**EXCERPTED RECORDS:**
..............................
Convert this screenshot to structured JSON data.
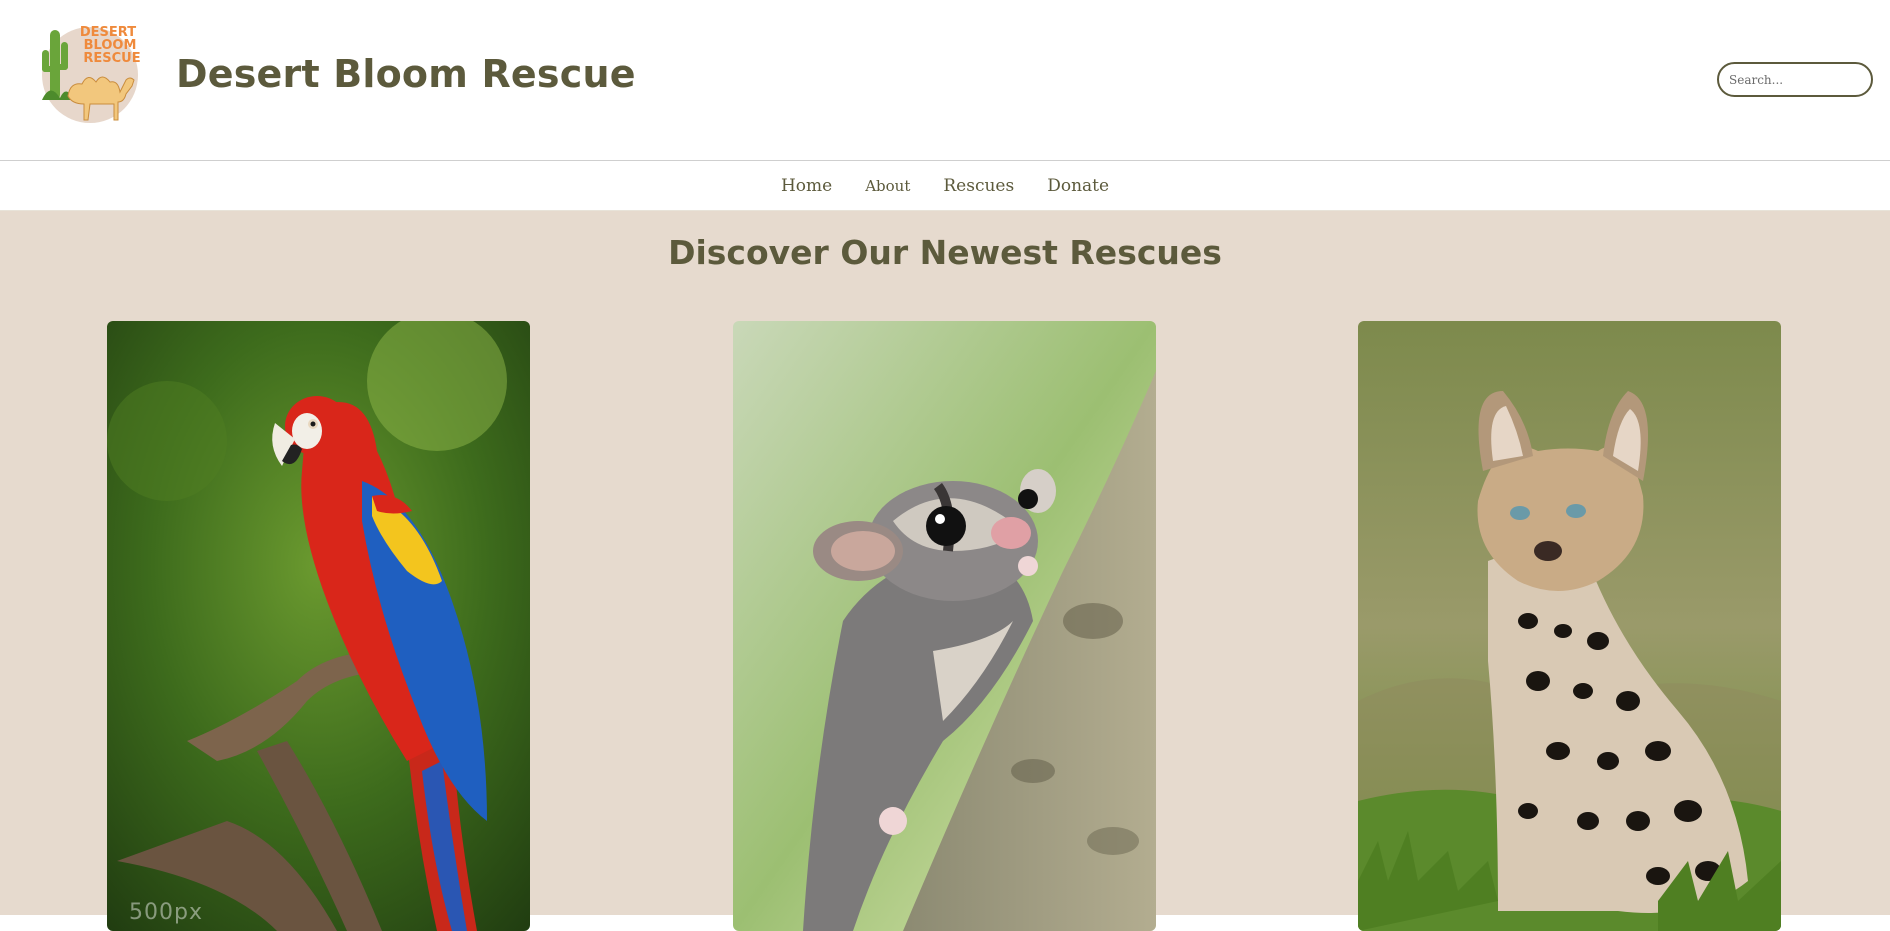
{
  "header": {
    "logo": {
      "icon": "camel-cactus-logo-icon",
      "line1": "DESERT",
      "line2": "BLOOM",
      "line3": "RESCUE"
    },
    "title": "Desert Bloom Rescue",
    "search_placeholder": "Search..."
  },
  "nav": {
    "items": [
      {
        "label": "Home"
      },
      {
        "label": "About"
      },
      {
        "label": "Rescues"
      },
      {
        "label": "Donate"
      }
    ]
  },
  "main": {
    "title": "Discover Our Newest Rescues",
    "cards": [
      {
        "image": "scarlet-macaw-photo",
        "watermark": "500px"
      },
      {
        "image": "sugar-glider-photo"
      },
      {
        "image": "serval-cat-photo"
      }
    ]
  },
  "colors": {
    "brand_text": "#5c5a3c",
    "section_bg": "#e6dace",
    "logo_orange": "#ef8a3c"
  }
}
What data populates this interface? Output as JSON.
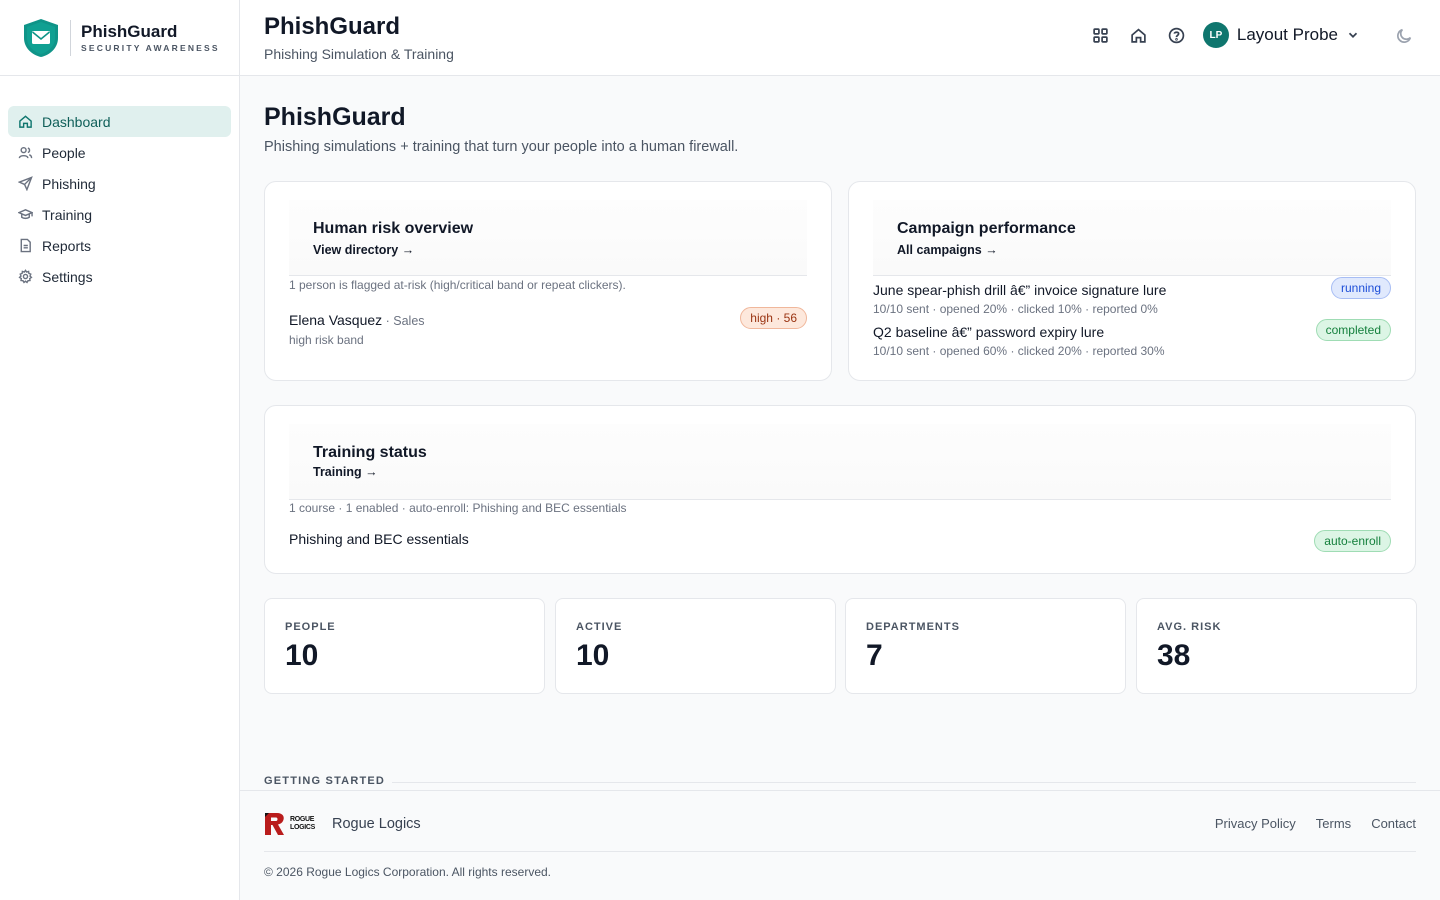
{
  "brand": {
    "name": "PhishGuard",
    "tagline": "SECURITY AWARENESS"
  },
  "sidebar": {
    "items": [
      {
        "label": "Dashboard",
        "icon": "home-icon",
        "active": true
      },
      {
        "label": "People",
        "icon": "users-icon"
      },
      {
        "label": "Phishing",
        "icon": "send-icon"
      },
      {
        "label": "Training",
        "icon": "graduation-cap-icon"
      },
      {
        "label": "Reports",
        "icon": "file-icon"
      },
      {
        "label": "Settings",
        "icon": "gear-icon"
      }
    ]
  },
  "header": {
    "title": "PhishGuard",
    "subtitle": "Phishing Simulation & Training",
    "user": {
      "initials": "LP",
      "name": "Layout Probe"
    },
    "icons": [
      "grid-icon",
      "home-icon",
      "help-icon",
      "chevron-down-icon",
      "moon-icon"
    ]
  },
  "main": {
    "title": "PhishGuard",
    "subtitle": "Phishing simulations + training that turn your people into a human firewall.",
    "risk": {
      "title": "Human risk overview",
      "link": "View directory →",
      "summary": "1 person is flagged at-risk (high/critical band or repeat clickers).",
      "person": {
        "name": "Elena Vasquez",
        "dept": " · Sales",
        "band": "high risk band",
        "badge": "high · 56"
      }
    },
    "campaigns": {
      "title": "Campaign performance",
      "link": "All campaigns →",
      "items": [
        {
          "name": "June spear-phish drill â€” invoice signature lure",
          "stats": "10/10 sent · opened 20% · clicked 10% · reported 0%",
          "status": "running"
        },
        {
          "name": "Q2 baseline â€” password expiry lure",
          "stats": "10/10 sent · opened 60% · clicked 20% · reported 30%",
          "status": "completed"
        }
      ]
    },
    "training": {
      "title": "Training status",
      "link": "Training →",
      "summary": "1 course · 1 enabled · auto-enroll: Phishing and BEC essentials",
      "course": {
        "name": "Phishing and BEC essentials",
        "badge": "auto-enroll"
      }
    },
    "stats": [
      {
        "label": "PEOPLE",
        "value": "10"
      },
      {
        "label": "ACTIVE",
        "value": "10"
      },
      {
        "label": "DEPARTMENTS",
        "value": "7"
      },
      {
        "label": "AVG. RISK",
        "value": "38"
      }
    ],
    "getting_started": "GETTING STARTED"
  },
  "footer": {
    "logo_text": "ROGUE LOGICS",
    "company": "Rogue Logics",
    "links": [
      "Privacy Policy",
      "Terms",
      "Contact"
    ],
    "copyright": "© 2026 Rogue Logics Corporation. All rights reserved."
  },
  "colors": {
    "accent": "#0f766e",
    "active_bg": "#e0f0ee",
    "logo_red": "#b91c1c"
  }
}
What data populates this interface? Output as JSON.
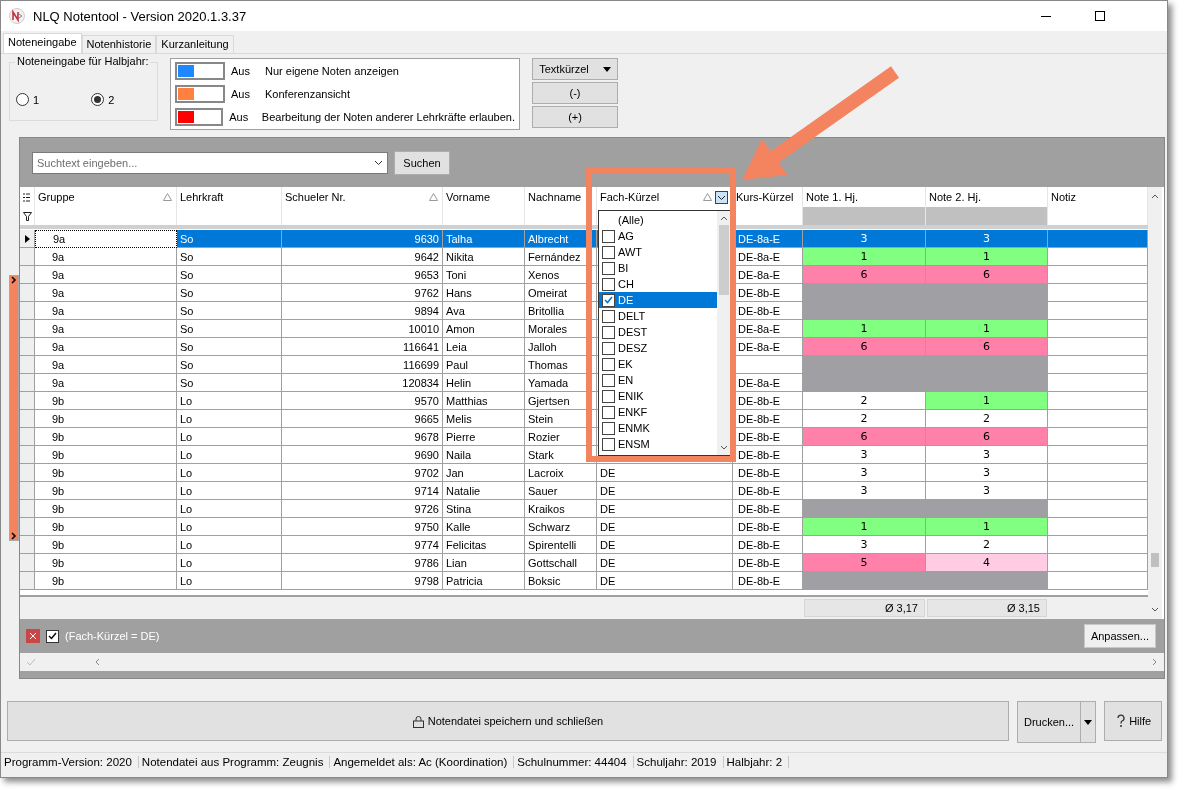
{
  "window": {
    "title": "NLQ Notentool - Version 2020.1.3.37"
  },
  "tabs": [
    {
      "label": "Noteneingabe",
      "selected": true
    },
    {
      "label": "Notenhistorie",
      "selected": false
    },
    {
      "label": "Kurzanleitung",
      "selected": false
    }
  ],
  "halbjahr": {
    "legend": "Noteneingabe für Halbjahr:",
    "options": [
      {
        "label": "1",
        "selected": false
      },
      {
        "label": "2",
        "selected": true
      }
    ]
  },
  "toggles": [
    {
      "color": "#1e88ff",
      "on": false,
      "state": "Aus",
      "label": "Nur eigene Noten anzeigen"
    },
    {
      "color": "#ff8040",
      "on": false,
      "state": "Aus",
      "label": "Konferenzansicht"
    },
    {
      "color": "#ff0000",
      "on": false,
      "state": "Aus",
      "label": "Bearbeitung der Noten anderer Lehrkräfte erlauben."
    }
  ],
  "toolbar_buttons": [
    {
      "label": "Textkürzel",
      "kind": "dropdown"
    },
    {
      "label": "(-)",
      "kind": "plain"
    },
    {
      "label": "(+)",
      "kind": "plain"
    }
  ],
  "search": {
    "placeholder": "Suchtext eingeben...",
    "button": "Suchen"
  },
  "table": {
    "columns": [
      {
        "label": "Gruppe",
        "kind": "text",
        "sorted": true
      },
      {
        "label": "Lehrkraft",
        "kind": "text",
        "sorted": false
      },
      {
        "label": "Schueler Nr.",
        "kind": "number",
        "sorted": true
      },
      {
        "label": "Vorname",
        "kind": "text",
        "sorted": false
      },
      {
        "label": "Nachname",
        "kind": "text",
        "sorted": false
      },
      {
        "label": "Fach-Kürzel",
        "kind": "filtered",
        "sorted": true
      },
      {
        "label": "Kurs-Kürzel",
        "kind": "text",
        "sorted": false
      },
      {
        "label": "Note 1. Hj.",
        "kind": "grade",
        "sorted": false
      },
      {
        "label": "Note 2. Hj.",
        "kind": "grade",
        "sorted": false
      },
      {
        "label": "Notiz",
        "kind": "text",
        "sorted": false
      }
    ],
    "rows": [
      {
        "selected": true,
        "gruppe": "9a",
        "lehrkraft": "So",
        "nr": "9630",
        "vorname": "Talha",
        "nachname": "Albrecht",
        "kurs": "DE-8a-E",
        "n1": {
          "text": "3"
        },
        "n2": {
          "text": "3"
        }
      },
      {
        "selected": false,
        "gruppe": "9a",
        "lehrkraft": "So",
        "nr": "9642",
        "vorname": "Nikita",
        "nachname": "Fernández",
        "kurs": "DE-8a-E",
        "n1": {
          "text": "1",
          "color": "#80ff80"
        },
        "n2": {
          "text": "1",
          "color": "#80ff80"
        }
      },
      {
        "selected": false,
        "gruppe": "9a",
        "lehrkraft": "So",
        "nr": "9653",
        "vorname": "Toni",
        "nachname": "Xenos",
        "kurs": "DE-8a-E",
        "n1": {
          "text": "6",
          "color": "#ff80a8"
        },
        "n2": {
          "text": "6",
          "color": "#ff80a8"
        }
      },
      {
        "selected": false,
        "gruppe": "9a",
        "lehrkraft": "So",
        "nr": "9762",
        "vorname": "Hans",
        "nachname": "Omeirat",
        "kurs": "DE-8b-E",
        "n1": {
          "color": "#a0a0a4"
        },
        "n2": {
          "color": "#a0a0a4"
        }
      },
      {
        "selected": false,
        "gruppe": "9a",
        "lehrkraft": "So",
        "nr": "9894",
        "vorname": "Ava",
        "nachname": "Britollia",
        "kurs": "DE-8b-E",
        "n1": {
          "color": "#a0a0a4"
        },
        "n2": {
          "color": "#a0a0a4"
        }
      },
      {
        "selected": false,
        "gruppe": "9a",
        "lehrkraft": "So",
        "nr": "10010",
        "vorname": "Amon",
        "nachname": "Morales",
        "kurs": "DE-8a-E",
        "n1": {
          "text": "1",
          "color": "#80ff80"
        },
        "n2": {
          "text": "1",
          "color": "#80ff80"
        }
      },
      {
        "selected": false,
        "gruppe": "9a",
        "lehrkraft": "So",
        "nr": "116641",
        "vorname": "Leia",
        "nachname": "Jalloh",
        "kurs": "DE-8a-E",
        "n1": {
          "text": "6",
          "color": "#ff80a8"
        },
        "n2": {
          "text": "6",
          "color": "#ff80a8"
        }
      },
      {
        "selected": false,
        "gruppe": "9a",
        "lehrkraft": "So",
        "nr": "116699",
        "vorname": "Paul",
        "nachname": "Thomas",
        "n1": {
          "color": "#a0a0a4"
        },
        "n2": {
          "color": "#a0a0a4"
        }
      },
      {
        "selected": false,
        "gruppe": "9a",
        "lehrkraft": "So",
        "nr": "120834",
        "vorname": "Helin",
        "nachname": "Yamada",
        "kurs": "DE-8a-E",
        "n1": {
          "color": "#a0a0a4"
        },
        "n2": {
          "color": "#a0a0a4"
        }
      },
      {
        "selected": false,
        "gruppe": "9b",
        "lehrkraft": "Lo",
        "nr": "9570",
        "vorname": "Matthias",
        "nachname": "Gjertsen",
        "kurs": "DE-8b-E",
        "n1": {
          "text": "2",
          "color": "#ffffff"
        },
        "n2": {
          "text": "1",
          "color": "#80ff80"
        }
      },
      {
        "selected": false,
        "gruppe": "9b",
        "lehrkraft": "Lo",
        "nr": "9665",
        "vorname": "Melis",
        "nachname": "Stein",
        "kurs": "DE-8b-E",
        "n1": {
          "text": "2",
          "color": "#ffffff"
        },
        "n2": {
          "text": "2",
          "color": "#ffffff"
        }
      },
      {
        "selected": false,
        "gruppe": "9b",
        "lehrkraft": "Lo",
        "nr": "9678",
        "vorname": "Pierre",
        "nachname": "Rozier",
        "kurs": "DE-8b-E",
        "n1": {
          "text": "6",
          "color": "#ff80a8"
        },
        "n2": {
          "text": "6",
          "color": "#ff80a8"
        }
      },
      {
        "selected": false,
        "gruppe": "9b",
        "lehrkraft": "Lo",
        "nr": "9690",
        "vorname": "Naila",
        "nachname": "Stark",
        "kurs": "DE-8b-E",
        "n1": {
          "text": "3",
          "color": "#ffffff"
        },
        "n2": {
          "text": "3",
          "color": "#ffffff"
        }
      },
      {
        "selected": false,
        "gruppe": "9b",
        "lehrkraft": "Lo",
        "nr": "9702",
        "vorname": "Jan",
        "nachname": "Lacroix",
        "fach": "DE",
        "kurs": "DE-8b-E",
        "n1": {
          "text": "3",
          "color": "#ffffff"
        },
        "n2": {
          "text": "3",
          "color": "#ffffff"
        }
      },
      {
        "selected": false,
        "gruppe": "9b",
        "lehrkraft": "Lo",
        "nr": "9714",
        "vorname": "Natalie",
        "nachname": "Sauer",
        "fach": "DE",
        "kurs": "DE-8b-E",
        "n1": {
          "text": "3",
          "color": "#ffffff"
        },
        "n2": {
          "text": "3",
          "color": "#ffffff"
        }
      },
      {
        "selected": false,
        "gruppe": "9b",
        "lehrkraft": "Lo",
        "nr": "9726",
        "vorname": "Stina",
        "nachname": "Kraikos",
        "fach": "DE",
        "kurs": "DE-8b-E",
        "n1": {
          "color": "#a0a0a4"
        },
        "n2": {
          "color": "#a0a0a4"
        }
      },
      {
        "selected": false,
        "gruppe": "9b",
        "lehrkraft": "Lo",
        "nr": "9750",
        "vorname": "Kalle",
        "nachname": "Schwarz",
        "fach": "DE",
        "kurs": "DE-8b-E",
        "n1": {
          "text": "1",
          "color": "#80ff80"
        },
        "n2": {
          "text": "1",
          "color": "#80ff80"
        }
      },
      {
        "selected": false,
        "gruppe": "9b",
        "lehrkraft": "Lo",
        "nr": "9774",
        "vorname": "Felicitas",
        "nachname": "Spirentelli",
        "fach": "DE",
        "kurs": "DE-8b-E",
        "n1": {
          "text": "3",
          "color": "#ffffff"
        },
        "n2": {
          "text": "2",
          "color": "#ffffff"
        }
      },
      {
        "selected": false,
        "gruppe": "9b",
        "lehrkraft": "Lo",
        "nr": "9786",
        "vorname": "Lian",
        "nachname": "Gottschall",
        "fach": "DE",
        "kurs": "DE-8b-E",
        "n1": {
          "text": "5",
          "color": "#ff80a8"
        },
        "n2": {
          "text": "4",
          "color": "#ffcce4"
        }
      },
      {
        "selected": false,
        "gruppe": "9b",
        "lehrkraft": "Lo",
        "nr": "9798",
        "vorname": "Patricia",
        "nachname": "Boksic",
        "fach": "DE",
        "kurs": "DE-8b-E",
        "n1": {
          "color": "#a0a0a4"
        },
        "n2": {
          "color": "#a0a0a4"
        }
      }
    ],
    "summary": {
      "n1": "Ø 3,17",
      "n2": "Ø 3,15"
    }
  },
  "filter_dropdown": {
    "items": [
      {
        "kind": "all",
        "label": "(Alle)",
        "selected": false
      },
      {
        "kind": "value",
        "label": "AG",
        "checked": false,
        "selected": false
      },
      {
        "kind": "value",
        "label": "AWT",
        "checked": false,
        "selected": false
      },
      {
        "kind": "value",
        "label": "BI",
        "checked": false,
        "selected": false
      },
      {
        "kind": "value",
        "label": "CH",
        "checked": false,
        "selected": false
      },
      {
        "kind": "value",
        "label": "DE",
        "checked": true,
        "selected": true
      },
      {
        "kind": "value",
        "label": "DELT",
        "checked": false,
        "selected": false
      },
      {
        "kind": "value",
        "label": "DEST",
        "checked": false,
        "selected": false
      },
      {
        "kind": "value",
        "label": "DESZ",
        "checked": false,
        "selected": false
      },
      {
        "kind": "value",
        "label": "EK",
        "checked": false,
        "selected": false
      },
      {
        "kind": "value",
        "label": "EN",
        "checked": false,
        "selected": false
      },
      {
        "kind": "value",
        "label": "ENIK",
        "checked": false,
        "selected": false
      },
      {
        "kind": "value",
        "label": "ENKF",
        "checked": false,
        "selected": false
      },
      {
        "kind": "value",
        "label": "ENMK",
        "checked": false,
        "selected": false
      },
      {
        "kind": "value",
        "label": "ENSM",
        "checked": false,
        "selected": false
      }
    ]
  },
  "filter_bar": {
    "checked": true,
    "expression": "(Fach-Kürzel = DE)",
    "button": "Anpassen..."
  },
  "actions": {
    "save": "Notendatei speichern und schließen",
    "print": "Drucken...",
    "help": "Hilfe"
  },
  "status_bar": [
    "Programm-Version: 2020",
    "Notendatei aus Programm: Zeugnis",
    "Angemeldet als: Ac (Koordination)",
    "Schulnummer: 44404",
    "Schuljahr: 2019",
    "Halbjahr: 2"
  ]
}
..............................
**TASK BRIEF:**
Copy every line in the listing above where the string "auto" turns up.

**TASK RESPONSE:**
      "summary": "1 course · 1 enabled · auto-enroll: Phishing and BEC essentials",
        "badge": "auto-enroll"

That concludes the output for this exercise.